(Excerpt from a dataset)
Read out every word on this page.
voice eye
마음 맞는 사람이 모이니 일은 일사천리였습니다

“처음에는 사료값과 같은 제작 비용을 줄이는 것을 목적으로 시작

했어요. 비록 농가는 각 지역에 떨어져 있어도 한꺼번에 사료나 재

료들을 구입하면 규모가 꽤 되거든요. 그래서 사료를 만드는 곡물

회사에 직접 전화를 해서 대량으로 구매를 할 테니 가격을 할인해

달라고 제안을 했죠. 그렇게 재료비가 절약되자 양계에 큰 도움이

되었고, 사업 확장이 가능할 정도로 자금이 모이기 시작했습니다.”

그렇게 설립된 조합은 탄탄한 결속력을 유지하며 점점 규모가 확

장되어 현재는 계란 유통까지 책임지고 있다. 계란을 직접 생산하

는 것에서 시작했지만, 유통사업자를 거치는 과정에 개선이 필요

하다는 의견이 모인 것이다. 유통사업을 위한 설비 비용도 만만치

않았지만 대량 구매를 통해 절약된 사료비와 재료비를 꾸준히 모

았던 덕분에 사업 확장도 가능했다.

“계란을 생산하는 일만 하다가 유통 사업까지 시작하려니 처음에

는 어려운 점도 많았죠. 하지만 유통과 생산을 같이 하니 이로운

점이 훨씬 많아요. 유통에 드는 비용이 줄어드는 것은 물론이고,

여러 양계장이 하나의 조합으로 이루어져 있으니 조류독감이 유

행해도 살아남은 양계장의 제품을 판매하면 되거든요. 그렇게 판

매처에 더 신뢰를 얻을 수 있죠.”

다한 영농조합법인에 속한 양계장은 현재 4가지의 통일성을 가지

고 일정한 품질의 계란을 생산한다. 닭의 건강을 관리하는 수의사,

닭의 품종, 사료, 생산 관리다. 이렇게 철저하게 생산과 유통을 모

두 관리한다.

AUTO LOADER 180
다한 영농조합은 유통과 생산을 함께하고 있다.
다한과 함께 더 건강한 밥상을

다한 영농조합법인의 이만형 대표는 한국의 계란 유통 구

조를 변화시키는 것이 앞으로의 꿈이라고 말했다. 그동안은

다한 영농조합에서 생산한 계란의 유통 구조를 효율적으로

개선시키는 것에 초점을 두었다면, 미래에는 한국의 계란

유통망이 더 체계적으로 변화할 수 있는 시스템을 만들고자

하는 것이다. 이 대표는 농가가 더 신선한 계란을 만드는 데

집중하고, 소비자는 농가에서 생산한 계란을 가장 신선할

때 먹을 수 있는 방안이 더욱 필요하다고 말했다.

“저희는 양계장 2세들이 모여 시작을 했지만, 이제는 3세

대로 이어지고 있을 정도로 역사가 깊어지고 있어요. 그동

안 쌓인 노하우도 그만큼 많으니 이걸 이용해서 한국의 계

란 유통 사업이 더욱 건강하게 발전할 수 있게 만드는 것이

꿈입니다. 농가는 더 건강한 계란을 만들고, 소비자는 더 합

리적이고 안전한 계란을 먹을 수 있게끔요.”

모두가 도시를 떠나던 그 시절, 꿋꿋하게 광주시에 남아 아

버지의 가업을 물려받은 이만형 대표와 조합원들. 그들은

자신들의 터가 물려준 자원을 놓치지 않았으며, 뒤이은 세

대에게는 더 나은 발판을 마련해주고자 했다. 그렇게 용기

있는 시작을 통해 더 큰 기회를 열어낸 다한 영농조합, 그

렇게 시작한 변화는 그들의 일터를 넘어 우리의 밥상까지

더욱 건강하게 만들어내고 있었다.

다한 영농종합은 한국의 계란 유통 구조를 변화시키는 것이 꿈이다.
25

• _Exercise requirements_: Repeat each record in full; every line must match exactly.

• _Answer to the exercise_:
Read out every word on this page.
voice eye
마음 맞는 사람이 모이니 일은 일사천리였습니다

“처음에는 사료값과 같은 제작 비용을 줄이는 것을 목적으로 시작

했어요. 비록 농가는 각 지역에 떨어져 있어도 한꺼번에 사료나 재

료들을 구입하면 규모가 꽤 되거든요. 그래서 사료를 만드는 곡물

회사에 직접 전화를 해서 대량으로 구매를 할 테니 가격을 할인해

달라고 제안을 했죠. 그렇게 재료비가 절약되자 양계에 큰 도움이

되었고, 사업 확장이 가능할 정도로 자금이 모이기 시작했습니다.”

그렇게 설립된 조합은 탄탄한 결속력을 유지하며 점점 규모가 확

장되어 현재는 계란 유통까지 책임지고 있다. 계란을 직접 생산하

는 것에서 시작했지만, 유통사업자를 거치는 과정에 개선이 필요

하다는 의견이 모인 것이다. 유통사업을 위한 설비 비용도 만만치

않았지만 대량 구매를 통해 절약된 사료비와 재료비를 꾸준히 모

았던 덕분에 사업 확장도 가능했다.

“계란을 생산하는 일만 하다가 유통 사업까지 시작하려니 처음에

는 어려운 점도 많았죠. 하지만 유통과 생산을 같이 하니 이로운

점이 훨씬 많아요. 유통에 드는 비용이 줄어드는 것은 물론이고,

여러 양계장이 하나의 조합으로 이루어져 있으니 조류독감이 유

행해도 살아남은 양계장의 제품을 판매하면 되거든요. 그렇게 판

매처에 더 신뢰를 얻을 수 있죠.”

다한 영농조합법인에 속한 양계장은 현재 4가지의 통일성을 가지

고 일정한 품질의 계란을 생산한다. 닭의 건강을 관리하는 수의사,

닭의 품종, 사료, 생산 관리다. 이렇게 철저하게 생산과 유통을 모

두 관리한다.

AUTO LOADER 180
다한 영농조합은 유통과 생산을 함께하고 있다.
다한과 함께 더 건강한 밥상을

다한 영농조합법인의 이만형 대표는 한국의 계란 유통 구

조를 변화시키는 것이 앞으로의 꿈이라고 말했다. 그동안은

다한 영농조합에서 생산한 계란의 유통 구조를 효율적으로

개선시키는 것에 초점을 두었다면, 미래에는 한국의 계란

유통망이 더 체계적으로 변화할 수 있는 시스템을 만들고자

하는 것이다. 이 대표는 농가가 더 신선한 계란을 만드는 데

집중하고, 소비자는 농가에서 생산한 계란을 가장 신선할

때 먹을 수 있는 방안이 더욱 필요하다고 말했다.

“저희는 양계장 2세들이 모여 시작을 했지만, 이제는 3세

대로 이어지고 있을 정도로 역사가 깊어지고 있어요. 그동

안 쌓인 노하우도 그만큼 많으니 이걸 이용해서 한국의 계

란 유통 사업이 더욱 건강하게 발전할 수 있게 만드는 것이

꿈입니다. 농가는 더 건강한 계란을 만들고, 소비자는 더 합

리적이고 안전한 계란을 먹을 수 있게끔요.”

모두가 도시를 떠나던 그 시절, 꿋꿋하게 광주시에 남아 아

버지의 가업을 물려받은 이만형 대표와 조합원들. 그들은

자신들의 터가 물려준 자원을 놓치지 않았으며, 뒤이은 세

대에게는 더 나은 발판을 마련해주고자 했다. 그렇게 용기

있는 시작을 통해 더 큰 기회를 열어낸 다한 영농조합, 그

렇게 시작한 변화는 그들의 일터를 넘어 우리의 밥상까지

더욱 건강하게 만들어내고 있었다.

다한 영농종합은 한국의 계란 유통 구조를 변화시키는 것이 꿈이다.
25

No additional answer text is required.